Start of Data section
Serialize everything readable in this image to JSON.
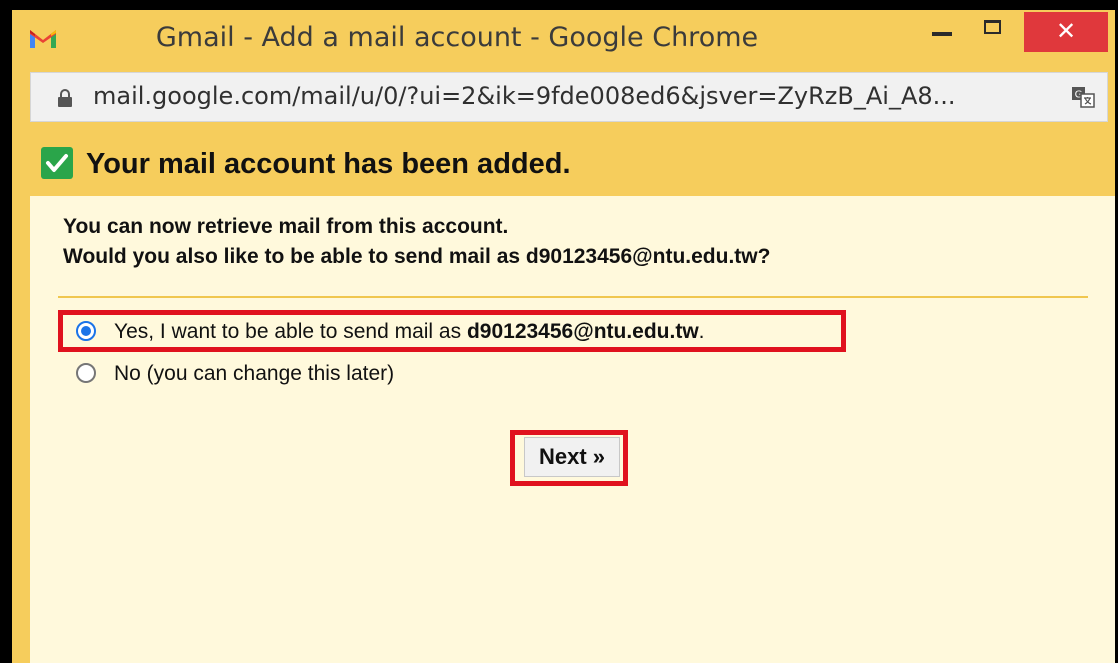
{
  "window": {
    "title": "Gmail - Add a mail account - Google Chrome",
    "close_glyph": "✕",
    "url": "mail.google.com/mail/u/0/?ui=2&ik=9fde008ed6&jsver=ZyRzB_Ai_A8..."
  },
  "dialog": {
    "heading": "Your mail account has been added.",
    "message_line1": "You can now retrieve mail from this account.",
    "message_line2": "Would you also like to be able to send mail as d90123456@ntu.edu.tw?",
    "options": [
      {
        "label_prefix": "Yes, I want to be able to send mail as ",
        "label_bold": "d90123456@ntu.edu.tw",
        "label_suffix": ".",
        "checked": true
      },
      {
        "label_prefix": "No (you can change this later)",
        "label_bold": "",
        "label_suffix": "",
        "checked": false
      }
    ],
    "next_label": "Next »"
  },
  "icons": {
    "logo": "gmail-logo",
    "lock": "lock-icon",
    "translate": "translate-icon",
    "check": "checkbox-checked-icon"
  },
  "colors": {
    "frame": "#f6cd5c",
    "panel": "#fff9dc",
    "highlight": "#e0121e",
    "check": "#2aa54a",
    "radio": "#1a73e8"
  }
}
End of Data section
▸ The request
Copy every entry word for word, but omit the pictures.

▸ Completed task
Serialize everything readable in this image to JSON.
{
  "window": {
    "title": "Gmail - Add a mail account - Google Chrome",
    "close_glyph": "✕",
    "url": "mail.google.com/mail/u/0/?ui=2&ik=9fde008ed6&jsver=ZyRzB_Ai_A8..."
  },
  "dialog": {
    "heading": "Your mail account has been added.",
    "message_line1": "You can now retrieve mail from this account.",
    "message_line2": "Would you also like to be able to send mail as d90123456@ntu.edu.tw?",
    "options": [
      {
        "label_prefix": "Yes, I want to be able to send mail as ",
        "label_bold": "d90123456@ntu.edu.tw",
        "label_suffix": ".",
        "checked": true
      },
      {
        "label_prefix": "No (you can change this later)",
        "label_bold": "",
        "label_suffix": "",
        "checked": false
      }
    ],
    "next_label": "Next »"
  },
  "icons": {
    "logo": "gmail-logo",
    "lock": "lock-icon",
    "translate": "translate-icon",
    "check": "checkbox-checked-icon"
  },
  "colors": {
    "frame": "#f6cd5c",
    "panel": "#fff9dc",
    "highlight": "#e0121e",
    "check": "#2aa54a",
    "radio": "#1a73e8"
  }
}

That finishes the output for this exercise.